- **PROMPT**
Scan the data below for the string "title". Show every line where it turns up.

:::::

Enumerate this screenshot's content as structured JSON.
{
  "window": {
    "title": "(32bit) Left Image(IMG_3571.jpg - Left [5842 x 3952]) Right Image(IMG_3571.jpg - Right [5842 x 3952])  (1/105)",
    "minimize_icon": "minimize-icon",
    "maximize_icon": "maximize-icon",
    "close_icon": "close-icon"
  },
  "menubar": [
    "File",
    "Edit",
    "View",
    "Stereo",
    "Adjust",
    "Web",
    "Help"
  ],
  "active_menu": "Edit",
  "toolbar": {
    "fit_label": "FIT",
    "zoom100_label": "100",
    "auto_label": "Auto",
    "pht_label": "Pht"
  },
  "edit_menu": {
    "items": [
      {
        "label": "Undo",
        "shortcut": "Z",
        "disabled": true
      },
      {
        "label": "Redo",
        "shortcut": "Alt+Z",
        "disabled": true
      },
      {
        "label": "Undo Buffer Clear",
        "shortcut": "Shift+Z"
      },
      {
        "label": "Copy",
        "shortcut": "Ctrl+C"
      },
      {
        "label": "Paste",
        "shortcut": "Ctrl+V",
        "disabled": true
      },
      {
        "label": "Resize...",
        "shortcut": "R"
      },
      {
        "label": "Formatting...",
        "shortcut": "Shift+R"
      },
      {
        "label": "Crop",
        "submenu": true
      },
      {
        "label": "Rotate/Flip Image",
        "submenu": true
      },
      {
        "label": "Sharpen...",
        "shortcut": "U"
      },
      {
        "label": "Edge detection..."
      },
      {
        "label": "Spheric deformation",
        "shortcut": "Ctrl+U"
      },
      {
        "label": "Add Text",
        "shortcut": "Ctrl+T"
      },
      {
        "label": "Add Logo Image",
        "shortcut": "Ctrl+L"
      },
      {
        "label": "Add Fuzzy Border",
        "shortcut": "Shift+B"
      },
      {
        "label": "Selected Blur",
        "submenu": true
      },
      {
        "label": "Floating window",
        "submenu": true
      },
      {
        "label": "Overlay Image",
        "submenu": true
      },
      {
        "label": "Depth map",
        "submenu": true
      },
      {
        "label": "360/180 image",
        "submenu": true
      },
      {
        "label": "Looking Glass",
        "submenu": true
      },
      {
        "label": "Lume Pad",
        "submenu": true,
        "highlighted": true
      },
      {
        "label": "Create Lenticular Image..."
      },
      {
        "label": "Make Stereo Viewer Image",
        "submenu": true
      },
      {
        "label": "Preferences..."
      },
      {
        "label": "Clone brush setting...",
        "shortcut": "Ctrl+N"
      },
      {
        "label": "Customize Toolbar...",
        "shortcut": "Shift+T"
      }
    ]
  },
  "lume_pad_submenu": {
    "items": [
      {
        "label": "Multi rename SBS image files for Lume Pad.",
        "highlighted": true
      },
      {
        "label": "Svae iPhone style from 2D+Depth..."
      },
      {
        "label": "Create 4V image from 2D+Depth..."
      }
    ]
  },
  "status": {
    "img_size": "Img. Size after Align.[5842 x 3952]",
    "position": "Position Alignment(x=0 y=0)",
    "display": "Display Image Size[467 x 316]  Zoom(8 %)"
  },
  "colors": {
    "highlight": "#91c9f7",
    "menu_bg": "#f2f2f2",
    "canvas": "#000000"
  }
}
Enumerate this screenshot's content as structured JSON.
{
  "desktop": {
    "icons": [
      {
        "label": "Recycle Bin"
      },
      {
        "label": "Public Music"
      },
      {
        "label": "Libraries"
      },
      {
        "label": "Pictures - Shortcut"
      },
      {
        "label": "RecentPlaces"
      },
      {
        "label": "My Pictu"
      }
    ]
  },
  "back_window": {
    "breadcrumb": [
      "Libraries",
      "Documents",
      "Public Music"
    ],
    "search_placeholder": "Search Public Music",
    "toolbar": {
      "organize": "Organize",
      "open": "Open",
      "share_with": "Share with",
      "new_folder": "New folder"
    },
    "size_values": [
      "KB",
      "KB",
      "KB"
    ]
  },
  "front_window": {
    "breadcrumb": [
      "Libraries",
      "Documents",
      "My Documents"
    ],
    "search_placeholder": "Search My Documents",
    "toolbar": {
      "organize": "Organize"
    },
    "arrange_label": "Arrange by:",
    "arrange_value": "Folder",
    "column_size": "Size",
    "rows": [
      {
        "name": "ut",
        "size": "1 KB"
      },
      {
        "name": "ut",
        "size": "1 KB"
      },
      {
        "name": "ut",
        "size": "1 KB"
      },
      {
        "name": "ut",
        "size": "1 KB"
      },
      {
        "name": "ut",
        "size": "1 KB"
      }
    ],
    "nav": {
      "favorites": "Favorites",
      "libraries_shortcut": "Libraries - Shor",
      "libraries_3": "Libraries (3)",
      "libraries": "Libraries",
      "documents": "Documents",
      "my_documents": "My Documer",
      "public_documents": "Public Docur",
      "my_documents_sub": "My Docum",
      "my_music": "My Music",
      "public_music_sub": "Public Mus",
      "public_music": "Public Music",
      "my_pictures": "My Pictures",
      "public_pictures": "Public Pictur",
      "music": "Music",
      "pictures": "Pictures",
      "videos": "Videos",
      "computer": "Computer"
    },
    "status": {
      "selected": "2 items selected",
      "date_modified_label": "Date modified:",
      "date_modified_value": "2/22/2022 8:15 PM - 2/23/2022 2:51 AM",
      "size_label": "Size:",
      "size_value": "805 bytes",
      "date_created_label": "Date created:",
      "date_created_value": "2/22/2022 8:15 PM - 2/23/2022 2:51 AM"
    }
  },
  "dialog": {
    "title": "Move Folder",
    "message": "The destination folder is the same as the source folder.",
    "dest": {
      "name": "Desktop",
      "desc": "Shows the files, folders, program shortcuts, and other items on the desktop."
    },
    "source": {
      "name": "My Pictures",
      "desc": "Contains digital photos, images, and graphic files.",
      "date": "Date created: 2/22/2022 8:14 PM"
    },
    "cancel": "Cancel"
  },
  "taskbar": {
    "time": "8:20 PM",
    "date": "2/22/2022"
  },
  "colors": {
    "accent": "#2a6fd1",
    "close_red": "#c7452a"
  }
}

:::::

- **RESPONSE TO THE EXERCISE**
    "title": "(32bit) Left Image(IMG_3571.jpg - Left [5842 x 3952]) Right Image(IMG_3571.jpg - Right [5842 x 3952])  (1/105)",
    "title": "Move Folder",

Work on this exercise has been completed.